(Layout element entries)
START
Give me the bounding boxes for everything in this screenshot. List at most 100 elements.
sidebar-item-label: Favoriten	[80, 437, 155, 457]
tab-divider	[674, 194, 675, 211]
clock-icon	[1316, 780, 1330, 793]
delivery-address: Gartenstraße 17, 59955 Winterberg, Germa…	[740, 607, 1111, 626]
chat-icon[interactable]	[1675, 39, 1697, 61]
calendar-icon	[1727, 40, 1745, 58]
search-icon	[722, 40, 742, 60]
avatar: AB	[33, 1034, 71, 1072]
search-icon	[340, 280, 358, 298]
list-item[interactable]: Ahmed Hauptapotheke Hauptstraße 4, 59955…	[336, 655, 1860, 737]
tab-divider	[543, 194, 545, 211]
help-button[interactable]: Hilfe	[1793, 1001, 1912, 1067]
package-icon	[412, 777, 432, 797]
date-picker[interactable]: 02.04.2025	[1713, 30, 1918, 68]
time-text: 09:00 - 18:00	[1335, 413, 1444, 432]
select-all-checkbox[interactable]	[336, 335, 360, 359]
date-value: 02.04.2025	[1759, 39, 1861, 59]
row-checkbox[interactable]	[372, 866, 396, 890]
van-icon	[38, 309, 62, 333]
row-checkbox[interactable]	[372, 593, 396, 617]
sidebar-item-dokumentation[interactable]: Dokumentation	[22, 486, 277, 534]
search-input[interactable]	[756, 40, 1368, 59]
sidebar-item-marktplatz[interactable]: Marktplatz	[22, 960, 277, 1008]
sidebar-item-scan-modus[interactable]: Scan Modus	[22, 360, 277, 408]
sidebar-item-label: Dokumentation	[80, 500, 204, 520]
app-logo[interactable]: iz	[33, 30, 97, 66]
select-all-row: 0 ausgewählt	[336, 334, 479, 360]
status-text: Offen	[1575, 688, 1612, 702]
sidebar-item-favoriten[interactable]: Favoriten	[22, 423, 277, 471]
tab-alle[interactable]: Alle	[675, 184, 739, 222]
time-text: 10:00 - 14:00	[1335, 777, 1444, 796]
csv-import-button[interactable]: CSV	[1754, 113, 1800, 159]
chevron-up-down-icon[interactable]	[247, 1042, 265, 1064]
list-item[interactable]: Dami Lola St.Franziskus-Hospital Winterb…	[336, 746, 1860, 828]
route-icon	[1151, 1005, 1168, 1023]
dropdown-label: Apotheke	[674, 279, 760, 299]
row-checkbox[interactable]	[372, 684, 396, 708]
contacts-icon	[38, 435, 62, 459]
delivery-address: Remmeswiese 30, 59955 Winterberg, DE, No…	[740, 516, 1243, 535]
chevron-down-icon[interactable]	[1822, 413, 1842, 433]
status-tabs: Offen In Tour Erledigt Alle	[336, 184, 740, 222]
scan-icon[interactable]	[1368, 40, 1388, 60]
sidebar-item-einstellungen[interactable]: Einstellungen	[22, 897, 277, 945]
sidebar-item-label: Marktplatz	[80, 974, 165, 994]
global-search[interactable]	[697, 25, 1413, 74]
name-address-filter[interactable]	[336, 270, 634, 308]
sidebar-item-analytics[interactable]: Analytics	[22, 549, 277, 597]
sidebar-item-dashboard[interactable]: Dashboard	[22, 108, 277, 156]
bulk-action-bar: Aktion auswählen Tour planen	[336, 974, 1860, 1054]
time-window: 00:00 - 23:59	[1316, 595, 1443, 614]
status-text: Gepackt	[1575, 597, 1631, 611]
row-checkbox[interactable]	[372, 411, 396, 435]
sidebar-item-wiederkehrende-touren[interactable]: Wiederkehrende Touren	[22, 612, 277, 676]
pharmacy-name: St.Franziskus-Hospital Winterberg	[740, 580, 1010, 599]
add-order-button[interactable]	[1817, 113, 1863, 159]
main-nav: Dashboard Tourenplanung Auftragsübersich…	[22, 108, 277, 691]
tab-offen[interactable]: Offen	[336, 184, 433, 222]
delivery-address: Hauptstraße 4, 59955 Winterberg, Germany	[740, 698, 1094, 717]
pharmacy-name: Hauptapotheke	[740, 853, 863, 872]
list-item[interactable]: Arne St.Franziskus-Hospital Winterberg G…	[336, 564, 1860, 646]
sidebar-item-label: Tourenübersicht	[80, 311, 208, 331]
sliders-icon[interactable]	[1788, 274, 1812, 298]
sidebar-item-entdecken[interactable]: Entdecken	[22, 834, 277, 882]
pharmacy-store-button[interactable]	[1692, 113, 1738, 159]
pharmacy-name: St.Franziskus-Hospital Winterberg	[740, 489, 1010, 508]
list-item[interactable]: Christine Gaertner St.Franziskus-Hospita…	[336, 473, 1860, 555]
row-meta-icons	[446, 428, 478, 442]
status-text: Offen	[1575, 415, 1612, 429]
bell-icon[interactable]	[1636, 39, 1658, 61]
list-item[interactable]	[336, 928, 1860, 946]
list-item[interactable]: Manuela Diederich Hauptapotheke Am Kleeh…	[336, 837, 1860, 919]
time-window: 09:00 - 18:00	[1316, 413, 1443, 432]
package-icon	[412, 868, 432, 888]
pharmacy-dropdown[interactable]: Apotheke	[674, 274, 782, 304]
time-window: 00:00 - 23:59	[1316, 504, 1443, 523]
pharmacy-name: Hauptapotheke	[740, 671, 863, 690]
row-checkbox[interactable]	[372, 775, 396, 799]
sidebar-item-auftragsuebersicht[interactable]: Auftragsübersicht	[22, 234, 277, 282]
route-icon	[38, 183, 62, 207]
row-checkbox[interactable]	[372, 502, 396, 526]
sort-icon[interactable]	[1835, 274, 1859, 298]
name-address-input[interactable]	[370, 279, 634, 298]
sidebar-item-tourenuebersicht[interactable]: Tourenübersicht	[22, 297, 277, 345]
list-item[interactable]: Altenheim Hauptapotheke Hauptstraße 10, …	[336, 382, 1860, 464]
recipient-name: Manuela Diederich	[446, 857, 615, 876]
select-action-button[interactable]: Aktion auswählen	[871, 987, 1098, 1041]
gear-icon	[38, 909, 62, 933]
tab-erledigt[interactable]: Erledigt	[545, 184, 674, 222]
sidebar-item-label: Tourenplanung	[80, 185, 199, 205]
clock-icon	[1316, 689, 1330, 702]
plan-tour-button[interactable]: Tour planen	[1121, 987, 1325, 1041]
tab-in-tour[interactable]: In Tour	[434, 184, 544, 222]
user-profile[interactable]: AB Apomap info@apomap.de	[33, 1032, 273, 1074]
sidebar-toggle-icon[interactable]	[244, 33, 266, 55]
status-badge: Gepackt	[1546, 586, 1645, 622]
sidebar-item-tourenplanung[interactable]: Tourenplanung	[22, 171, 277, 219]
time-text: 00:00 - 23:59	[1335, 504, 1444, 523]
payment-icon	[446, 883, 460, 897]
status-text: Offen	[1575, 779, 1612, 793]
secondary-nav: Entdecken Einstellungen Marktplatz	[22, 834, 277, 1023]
END
▶ _Description of the task_
Reproduce the data from its beginning through the line containing "280, 358, 298]", inclusive, changing "search-icon" to "magnifier-icon" and leaving all else as it is.

▶ _Completed exercise_
Give me the bounding boxes for everything in this screenshot. List at most 100 elements.
sidebar-item-label: Favoriten	[80, 437, 155, 457]
tab-divider	[674, 194, 675, 211]
clock-icon	[1316, 780, 1330, 793]
delivery-address: Gartenstraße 17, 59955 Winterberg, Germa…	[740, 607, 1111, 626]
chat-icon[interactable]	[1675, 39, 1697, 61]
calendar-icon	[1727, 40, 1745, 58]
magnifier-icon	[722, 40, 742, 60]
avatar: AB	[33, 1034, 71, 1072]
magnifier-icon	[340, 280, 358, 298]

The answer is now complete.